╭─ RECORDS TO USE

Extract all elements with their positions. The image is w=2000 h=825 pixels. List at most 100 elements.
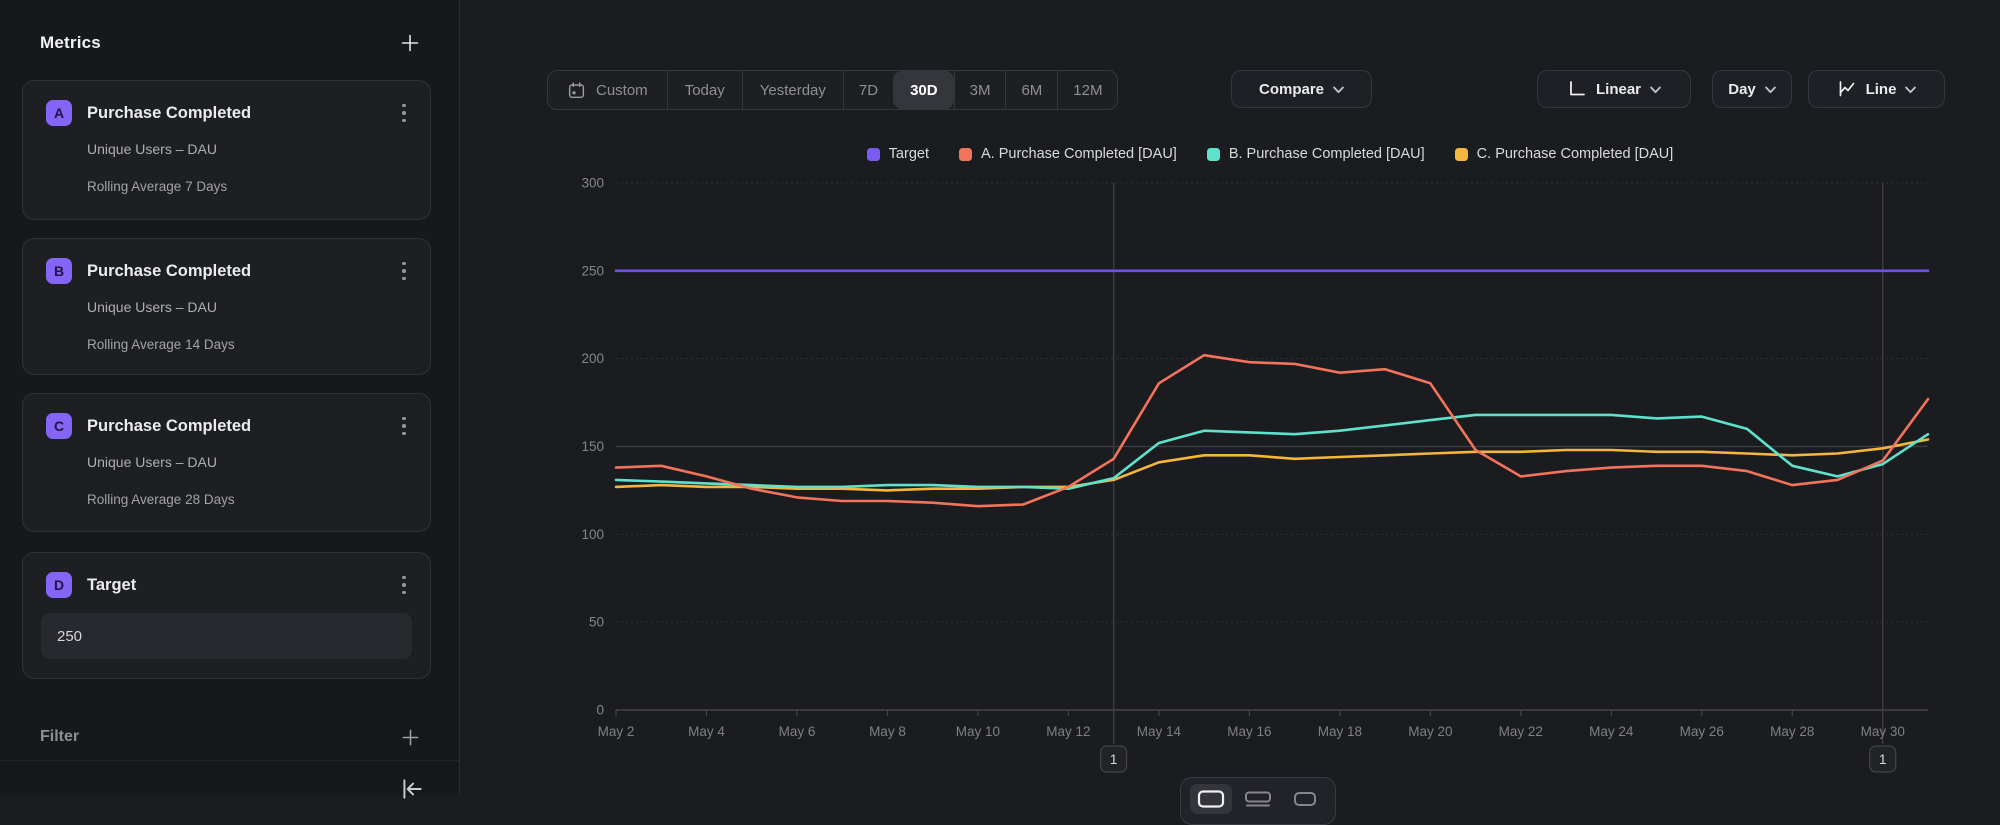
metric-menu-button[interactable]: [392, 99, 416, 127]
chart-size-large-button[interactable]: [1190, 784, 1232, 814]
x-axis-tick-label: May 28: [1770, 724, 1814, 739]
add-filter-button[interactable]: [397, 724, 423, 750]
annotation-badge[interactable]: 1: [1101, 746, 1127, 772]
x-axis-tick-label: May 12: [1046, 724, 1090, 739]
calendar-icon: [567, 81, 586, 100]
legend-label: B. Purchase Completed [DAU]: [1229, 146, 1425, 162]
metric-badge-d: D: [46, 572, 72, 598]
chart-type-select-button[interactable]: Line: [1808, 70, 1945, 108]
chevron-down-icon: [1765, 86, 1776, 94]
metric-name: Purchase Completed: [87, 104, 251, 123]
metrics-chart[interactable]: 050100150200250300May 2May 4May 6May 8Ma…: [560, 170, 1980, 796]
plus-icon: [401, 728, 420, 747]
filter-section: Filter: [40, 724, 423, 750]
x-axis-tick-label: May 22: [1499, 724, 1543, 739]
range-12m[interactable]: 12M: [1057, 71, 1117, 109]
target-title: Target: [87, 576, 136, 595]
range-yesterday[interactable]: Yesterday: [742, 71, 843, 109]
metric-rollup: Rolling Average 7 Days: [87, 179, 227, 194]
range-label: 12M: [1073, 82, 1102, 99]
svg-text:1: 1: [1879, 752, 1887, 767]
metric-card-c[interactable]: C Purchase Completed Unique Users – DAU …: [22, 393, 431, 532]
metric-badge-a: A: [46, 100, 72, 126]
metric-rollup: Rolling Average 14 Days: [87, 337, 235, 352]
y-axis-tick-label: 200: [581, 351, 604, 366]
legend-item-target[interactable]: Target: [867, 146, 929, 162]
y-axis-tick-label: 150: [581, 439, 604, 454]
range-label: 6M: [1021, 82, 1042, 99]
x-axis-tick-label: May 30: [1861, 724, 1905, 739]
x-axis-tick-label: May 20: [1408, 724, 1452, 739]
compare-label: Compare: [1259, 81, 1324, 98]
y-axis-tick-label: 0: [596, 703, 604, 718]
metric-card-a[interactable]: A Purchase Completed Unique Users – DAU …: [22, 80, 431, 220]
x-axis-tick-label: May 24: [1589, 724, 1634, 739]
svg-text:1: 1: [1110, 752, 1118, 767]
plus-icon: [400, 33, 420, 53]
target-menu-button[interactable]: [392, 571, 416, 599]
sidebar-title: Metrics: [40, 33, 101, 53]
scale-select-button[interactable]: Linear: [1537, 70, 1691, 108]
metric-menu-button[interactable]: [392, 412, 416, 440]
chart-size-medium-button[interactable]: [1237, 784, 1279, 814]
metric-rollup: Rolling Average 28 Days: [87, 492, 235, 507]
granularity-select-button[interactable]: Day: [1712, 70, 1792, 108]
chevron-down-icon: [1905, 86, 1916, 94]
y-axis-tick-label: 250: [581, 263, 604, 278]
x-axis-tick-label: May 26: [1680, 724, 1724, 739]
x-axis-tick-label: May 10: [956, 724, 1000, 739]
range-label: 30D: [910, 82, 938, 99]
metric-name: Purchase Completed: [87, 262, 251, 281]
range-30d[interactable]: 30D: [893, 71, 954, 109]
chart-size-small-button[interactable]: [1284, 784, 1326, 814]
y-axis-tick-label: 50: [589, 615, 604, 630]
metric-card-b[interactable]: B Purchase Completed Unique Users – DAU …: [22, 238, 431, 375]
range-label: 3M: [970, 82, 991, 99]
chevron-down-icon: [1333, 86, 1344, 94]
x-axis-tick-label: May 8: [869, 724, 906, 739]
target-card[interactable]: D Target: [22, 552, 431, 679]
series-line-c: [616, 440, 1928, 491]
range-3m[interactable]: 3M: [954, 71, 1006, 109]
collapse-sidebar-button[interactable]: [399, 776, 427, 804]
line-chart-canvas[interactable]: 050100150200250300May 2May 4May 6May 8Ma…: [560, 170, 1980, 796]
legend-item-b[interactable]: B. Purchase Completed [DAU]: [1207, 146, 1425, 162]
collapse-panel-icon: [399, 776, 425, 802]
metric-name: Purchase Completed: [87, 417, 251, 436]
linear-scale-icon: [1567, 79, 1587, 99]
chart-size-small-icon: [1290, 789, 1320, 809]
legend-item-c[interactable]: C. Purchase Completed [DAU]: [1455, 146, 1674, 162]
add-metric-button[interactable]: [397, 30, 423, 56]
chevron-down-icon: [1650, 86, 1661, 94]
x-axis-tick-label: May 4: [688, 724, 725, 739]
legend-item-a[interactable]: A. Purchase Completed [DAU]: [959, 146, 1177, 162]
y-axis-tick-label: 100: [581, 527, 604, 542]
scale-label: Linear: [1596, 81, 1641, 98]
target-value-input[interactable]: [41, 613, 412, 659]
x-axis-tick-label: May 18: [1318, 724, 1362, 739]
range-6m[interactable]: 6M: [1005, 71, 1057, 109]
compare-button[interactable]: Compare: [1231, 70, 1372, 108]
range-custom[interactable]: Custom: [548, 71, 667, 109]
date-range-segmented-control: Custom Today Yesterday 7D 30D 3M 6M 12M: [547, 70, 1118, 110]
metrics-sidebar: Metrics A Purchase Completed Unique User…: [0, 0, 460, 796]
x-axis-tick-label: May 2: [598, 724, 635, 739]
legend-swatch: [1455, 148, 1468, 161]
legend-label: C. Purchase Completed [DAU]: [1477, 146, 1674, 162]
legend-label: Target: [889, 146, 929, 162]
chart-type-label: Line: [1866, 81, 1897, 98]
chart-size-control: [1180, 777, 1336, 825]
legend-swatch: [867, 148, 880, 161]
metric-badge-c: C: [46, 413, 72, 439]
chart-size-large-icon: [1196, 789, 1226, 809]
range-7d[interactable]: 7D: [843, 71, 893, 109]
range-label: 7D: [859, 82, 878, 99]
metric-menu-button[interactable]: [392, 257, 416, 285]
x-axis-tick-label: May 14: [1137, 724, 1182, 739]
sidebar-header: Metrics: [40, 30, 423, 56]
range-today[interactable]: Today: [667, 71, 742, 109]
metric-type: Unique Users – DAU: [87, 141, 217, 157]
annotation-badge[interactable]: 1: [1870, 746, 1896, 772]
metric-type: Unique Users – DAU: [87, 454, 217, 470]
line-chart-icon: [1837, 79, 1857, 99]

╰─

» EXERCISE: Copy the lines above word for word, from the line containing "metric-menu-button[interactable]: [392, 99, 416, 127]" through the line containing "chevron-down-icon: [1765, 86, 1776, 94]", both included.

» REPLY TO THE EXERCISE:
metric-menu-button[interactable]: [392, 99, 416, 127]
chart-size-large-button[interactable]: [1190, 784, 1232, 814]
x-axis-tick-label: May 28: [1770, 724, 1814, 739]
add-filter-button[interactable]: [397, 724, 423, 750]
annotation-badge[interactable]: 1: [1101, 746, 1127, 772]
x-axis-tick-label: May 12: [1046, 724, 1090, 739]
calendar-icon: [567, 81, 586, 100]
legend-label: B. Purchase Completed [DAU]: [1229, 146, 1425, 162]
metric-badge-d: D: [46, 572, 72, 598]
chart-type-select-button[interactable]: Line: [1808, 70, 1945, 108]
chevron-down-icon: [1765, 86, 1776, 94]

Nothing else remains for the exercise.